DATASET ROWS:
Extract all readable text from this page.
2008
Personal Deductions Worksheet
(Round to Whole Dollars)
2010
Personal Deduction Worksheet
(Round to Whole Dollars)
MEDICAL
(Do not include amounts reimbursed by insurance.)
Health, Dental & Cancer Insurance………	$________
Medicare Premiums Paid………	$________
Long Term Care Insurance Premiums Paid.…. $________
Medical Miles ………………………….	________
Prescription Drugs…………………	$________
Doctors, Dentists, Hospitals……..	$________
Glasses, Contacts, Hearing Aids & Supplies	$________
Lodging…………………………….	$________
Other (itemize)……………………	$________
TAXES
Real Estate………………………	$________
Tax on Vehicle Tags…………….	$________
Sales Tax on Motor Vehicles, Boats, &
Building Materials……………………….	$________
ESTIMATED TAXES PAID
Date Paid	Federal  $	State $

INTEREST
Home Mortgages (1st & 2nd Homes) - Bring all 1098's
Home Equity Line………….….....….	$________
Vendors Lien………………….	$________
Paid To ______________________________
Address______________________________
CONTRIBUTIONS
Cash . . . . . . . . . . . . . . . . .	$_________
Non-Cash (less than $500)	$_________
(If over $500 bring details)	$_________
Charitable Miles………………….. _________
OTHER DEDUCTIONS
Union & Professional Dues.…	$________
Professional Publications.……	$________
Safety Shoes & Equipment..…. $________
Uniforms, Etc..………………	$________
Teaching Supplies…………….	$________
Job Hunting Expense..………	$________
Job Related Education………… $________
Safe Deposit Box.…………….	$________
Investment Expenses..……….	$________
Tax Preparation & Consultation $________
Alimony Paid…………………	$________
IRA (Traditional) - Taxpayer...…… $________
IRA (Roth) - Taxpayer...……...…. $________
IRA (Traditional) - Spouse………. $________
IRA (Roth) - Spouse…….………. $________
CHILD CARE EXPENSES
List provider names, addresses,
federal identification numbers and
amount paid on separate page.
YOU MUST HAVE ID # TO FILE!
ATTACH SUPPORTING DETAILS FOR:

BRIEF: Output the listing above without altering a single character.

COMPLETE ANSWER:
Extract all readable text from this page.
2008
Personal Deductions Worksheet
(Round to Whole Dollars)
2010
Personal Deduction Worksheet
(Round to Whole Dollars)
MEDICAL
(Do not include amounts reimbursed by insurance.)
Health, Dental & Cancer Insurance………	$________
Medicare Premiums Paid………	$________
Long Term Care Insurance Premiums Paid.…. $________
Medical Miles ………………………….	________
Prescription Drugs…………………	$________
Doctors, Dentists, Hospitals……..	$________
Glasses, Contacts, Hearing Aids & Supplies	$________
Lodging…………………………….	$________
Other (itemize)……………………	$________
TAXES
Real Estate………………………	$________
Tax on Vehicle Tags…………….	$________
Sales Tax on Motor Vehicles, Boats, &
Building Materials……………………….	$________
ESTIMATED TAXES PAID
Date Paid	Federal  $	State $

INTEREST
Home Mortgages (1st & 2nd Homes) - Bring all 1098's
Home Equity Line………….….....….	$________
Vendors Lien………………….	$________
Paid To ______________________________
Address______________________________
CONTRIBUTIONS
Cash . . . . . . . . . . . . . . . . .	$_________
Non-Cash (less than $500)	$_________
(If over $500 bring details)	$_________
Charitable Miles………………….. _________
OTHER DEDUCTIONS
Union & Professional Dues.…	$________
Professional Publications.……	$________
Safety Shoes & Equipment..…. $________
Uniforms, Etc..………………	$________
Teaching Supplies…………….	$________
Job Hunting Expense..………	$________
Job Related Education………… $________
Safe Deposit Box.…………….	$________
Investment Expenses..……….	$________
Tax Preparation & Consultation $________
Alimony Paid…………………	$________
IRA (Traditional) - Taxpayer...…… $________
IRA (Roth) - Taxpayer...……...…. $________
IRA (Traditional) - Spouse………. $________
IRA (Roth) - Spouse…….………. $________
CHILD CARE EXPENSES
List provider names, addresses,
federal identification numbers and
amount paid on separate page.
YOU MUST HAVE ID # TO FILE!
ATTACH SUPPORTING DETAILS FOR:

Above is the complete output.